Data extract:
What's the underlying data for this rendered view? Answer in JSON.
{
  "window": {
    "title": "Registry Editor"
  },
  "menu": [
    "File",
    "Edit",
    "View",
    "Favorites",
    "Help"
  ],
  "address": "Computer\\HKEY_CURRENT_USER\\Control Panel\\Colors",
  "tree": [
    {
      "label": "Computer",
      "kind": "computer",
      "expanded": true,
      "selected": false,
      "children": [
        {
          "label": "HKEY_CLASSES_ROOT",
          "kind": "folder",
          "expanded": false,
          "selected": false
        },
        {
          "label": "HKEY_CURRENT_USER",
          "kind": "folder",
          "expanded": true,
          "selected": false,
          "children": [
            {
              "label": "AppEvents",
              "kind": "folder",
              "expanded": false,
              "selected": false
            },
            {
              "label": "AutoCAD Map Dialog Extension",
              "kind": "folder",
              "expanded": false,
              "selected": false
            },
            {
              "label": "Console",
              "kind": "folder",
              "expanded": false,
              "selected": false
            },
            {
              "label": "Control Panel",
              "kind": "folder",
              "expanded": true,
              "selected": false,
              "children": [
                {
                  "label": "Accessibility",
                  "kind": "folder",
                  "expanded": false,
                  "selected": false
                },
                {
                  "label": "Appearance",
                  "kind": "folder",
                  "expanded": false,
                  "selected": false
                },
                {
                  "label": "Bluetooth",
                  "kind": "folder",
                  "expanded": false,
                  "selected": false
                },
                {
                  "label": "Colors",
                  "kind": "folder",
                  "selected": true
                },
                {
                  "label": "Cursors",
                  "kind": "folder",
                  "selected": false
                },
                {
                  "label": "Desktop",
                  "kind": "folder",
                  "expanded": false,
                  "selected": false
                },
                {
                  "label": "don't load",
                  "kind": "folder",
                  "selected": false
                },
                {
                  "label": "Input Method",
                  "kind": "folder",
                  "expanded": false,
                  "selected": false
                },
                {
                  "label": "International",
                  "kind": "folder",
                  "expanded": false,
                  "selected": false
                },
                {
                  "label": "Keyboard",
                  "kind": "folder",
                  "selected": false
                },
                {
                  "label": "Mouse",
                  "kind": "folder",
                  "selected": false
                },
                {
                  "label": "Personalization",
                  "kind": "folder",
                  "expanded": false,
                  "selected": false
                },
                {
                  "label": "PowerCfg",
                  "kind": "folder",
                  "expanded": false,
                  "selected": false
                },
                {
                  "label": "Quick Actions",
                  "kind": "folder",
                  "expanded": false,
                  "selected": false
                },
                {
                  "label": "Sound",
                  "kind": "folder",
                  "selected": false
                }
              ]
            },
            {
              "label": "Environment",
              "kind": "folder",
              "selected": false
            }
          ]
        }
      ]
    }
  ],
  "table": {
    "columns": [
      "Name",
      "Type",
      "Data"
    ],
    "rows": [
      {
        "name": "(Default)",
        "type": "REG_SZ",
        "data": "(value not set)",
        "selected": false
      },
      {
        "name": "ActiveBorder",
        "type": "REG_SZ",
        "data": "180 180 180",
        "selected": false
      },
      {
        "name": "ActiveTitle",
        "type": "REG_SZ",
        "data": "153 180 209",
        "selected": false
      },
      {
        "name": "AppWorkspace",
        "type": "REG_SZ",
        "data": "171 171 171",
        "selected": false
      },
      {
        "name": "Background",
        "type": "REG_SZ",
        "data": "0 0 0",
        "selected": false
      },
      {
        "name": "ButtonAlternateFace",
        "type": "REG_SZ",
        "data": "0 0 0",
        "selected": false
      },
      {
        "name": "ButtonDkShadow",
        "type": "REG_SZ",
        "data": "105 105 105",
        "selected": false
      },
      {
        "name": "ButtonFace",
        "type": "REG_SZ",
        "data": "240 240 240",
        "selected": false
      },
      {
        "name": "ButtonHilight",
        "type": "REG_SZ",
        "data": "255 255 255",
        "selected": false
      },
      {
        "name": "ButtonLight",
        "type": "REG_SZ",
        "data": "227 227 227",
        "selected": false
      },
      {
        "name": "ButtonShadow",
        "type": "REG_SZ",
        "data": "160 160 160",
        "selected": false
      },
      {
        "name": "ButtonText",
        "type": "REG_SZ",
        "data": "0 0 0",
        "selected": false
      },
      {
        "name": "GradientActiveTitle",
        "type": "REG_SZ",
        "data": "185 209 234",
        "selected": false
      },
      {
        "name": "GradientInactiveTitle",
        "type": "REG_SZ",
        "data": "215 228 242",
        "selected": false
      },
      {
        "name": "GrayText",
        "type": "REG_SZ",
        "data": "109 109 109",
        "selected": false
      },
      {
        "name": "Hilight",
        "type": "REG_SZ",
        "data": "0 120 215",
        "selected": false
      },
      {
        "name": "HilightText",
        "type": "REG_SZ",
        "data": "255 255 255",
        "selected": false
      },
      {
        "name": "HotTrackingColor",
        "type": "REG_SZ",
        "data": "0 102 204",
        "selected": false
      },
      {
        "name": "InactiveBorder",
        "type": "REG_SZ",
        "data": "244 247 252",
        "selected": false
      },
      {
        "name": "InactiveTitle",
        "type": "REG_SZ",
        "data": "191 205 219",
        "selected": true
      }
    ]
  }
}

Short exercise: Set every line of the listing down word for word.

Solution to this task:
What's the underlying data for this rendered view? Answer in JSON.
{
  "window": {
    "title": "Registry Editor"
  },
  "menu": [
    "File",
    "Edit",
    "View",
    "Favorites",
    "Help"
  ],
  "address": "Computer\\HKEY_CURRENT_USER\\Control Panel\\Colors",
  "tree": [
    {
      "label": "Computer",
      "kind": "computer",
      "expanded": true,
      "selected": false,
      "children": [
        {
          "label": "HKEY_CLASSES_ROOT",
          "kind": "folder",
          "expanded": false,
          "selected": false
        },
        {
          "label": "HKEY_CURRENT_USER",
          "kind": "folder",
          "expanded": true,
          "selected": false,
          "children": [
            {
              "label": "AppEvents",
              "kind": "folder",
              "expanded": false,
              "selected": false
            },
            {
              "label": "AutoCAD Map Dialog Extension",
              "kind": "folder",
              "expanded": false,
              "selected": false
            },
            {
              "label": "Console",
              "kind": "folder",
              "expanded": false,
              "selected": false
            },
            {
              "label": "Control Panel",
              "kind": "folder",
              "expanded": true,
              "selected": false,
              "children": [
                {
                  "label": "Accessibility",
                  "kind": "folder",
                  "expanded": false,
                  "selected": false
                },
                {
                  "label": "Appearance",
                  "kind": "folder",
                  "expanded": false,
                  "selected": false
                },
                {
                  "label": "Bluetooth",
                  "kind": "folder",
                  "expanded": false,
                  "selected": false
                },
                {
                  "label": "Colors",
                  "kind": "folder",
                  "selected": true
                },
                {
                  "label": "Cursors",
                  "kind": "folder",
                  "selected": false
                },
                {
                  "label": "Desktop",
                  "kind": "folder",
                  "expanded": false,
                  "selected": false
                },
                {
                  "label": "don't load",
                  "kind": "folder",
                  "selected": false
                },
                {
                  "label": "Input Method",
                  "kind": "folder",
                  "expanded": false,
                  "selected": false
                },
                {
                  "label": "International",
                  "kind": "folder",
                  "expanded": false,
                  "selected": false
                },
                {
                  "label": "Keyboard",
                  "kind": "folder",
                  "selected": false
                },
                {
                  "label": "Mouse",
                  "kind": "folder",
                  "selected": false
                },
                {
                  "label": "Personalization",
                  "kind": "folder",
                  "expanded": false,
                  "selected": false
                },
                {
                  "label": "PowerCfg",
                  "kind": "folder",
                  "expanded": false,
                  "selected": false
                },
                {
                  "label": "Quick Actions",
                  "kind": "folder",
                  "expanded": false,
                  "selected": false
                },
                {
                  "label": "Sound",
                  "kind": "folder",
                  "selected": false
                }
              ]
            },
            {
              "label": "Environment",
              "kind": "folder",
              "selected": false
            }
          ]
        }
      ]
    }
  ],
  "table": {
    "columns": [
      "Name",
      "Type",
      "Data"
    ],
    "rows": [
      {
        "name": "(Default)",
        "type": "REG_SZ",
        "data": "(value not set)",
        "selected": false
      },
      {
        "name": "ActiveBorder",
        "type": "REG_SZ",
        "data": "180 180 180",
        "selected": false
      },
      {
        "name": "ActiveTitle",
        "type": "REG_SZ",
        "data": "153 180 209",
        "selected": false
      },
      {
        "name": "AppWorkspace",
        "type": "REG_SZ",
        "data": "171 171 171",
        "selected": false
      },
      {
        "name": "Background",
        "type": "REG_SZ",
        "data": "0 0 0",
        "selected": false
      },
      {
        "name": "ButtonAlternateFace",
        "type": "REG_SZ",
        "data": "0 0 0",
        "selected": false
      },
      {
        "name": "ButtonDkShadow",
        "type": "REG_SZ",
        "data": "105 105 105",
        "selected": false
      },
      {
        "name": "ButtonFace",
        "type": "REG_SZ",
        "data": "240 240 240",
        "selected": false
      },
      {
        "name": "ButtonHilight",
        "type": "REG_SZ",
        "data": "255 255 255",
        "selected": false
      },
      {
        "name": "ButtonLight",
        "type": "REG_SZ",
        "data": "227 227 227",
        "selected": false
      },
      {
        "name": "ButtonShadow",
        "type": "REG_SZ",
        "data": "160 160 160",
        "selected": false
      },
      {
        "name": "ButtonText",
        "type": "REG_SZ",
        "data": "0 0 0",
        "selected": false
      },
      {
        "name": "GradientActiveTitle",
        "type": "REG_SZ",
        "data": "185 209 234",
        "selected": false
      },
      {
        "name": "GradientInactiveTitle",
        "type": "REG_SZ",
        "data": "215 228 242",
        "selected": false
      },
      {
        "name": "GrayText",
        "type": "REG_SZ",
        "data": "109 109 109",
        "selected": false
      },
      {
        "name": "Hilight",
        "type": "REG_SZ",
        "data": "0 120 215",
        "selected": false
      },
      {
        "name": "HilightText",
        "type": "REG_SZ",
        "data": "255 255 255",
        "selected": false
      },
      {
        "name": "HotTrackingColor",
        "type": "REG_SZ",
        "data": "0 102 204",
        "selected": false
      },
      {
        "name": "InactiveBorder",
        "type": "REG_SZ",
        "data": "244 247 252",
        "selected": false
      },
      {
        "name": "InactiveTitle",
        "type": "REG_SZ",
        "data": "191 205 219",
        "selected": true
      }
    ]
  }
}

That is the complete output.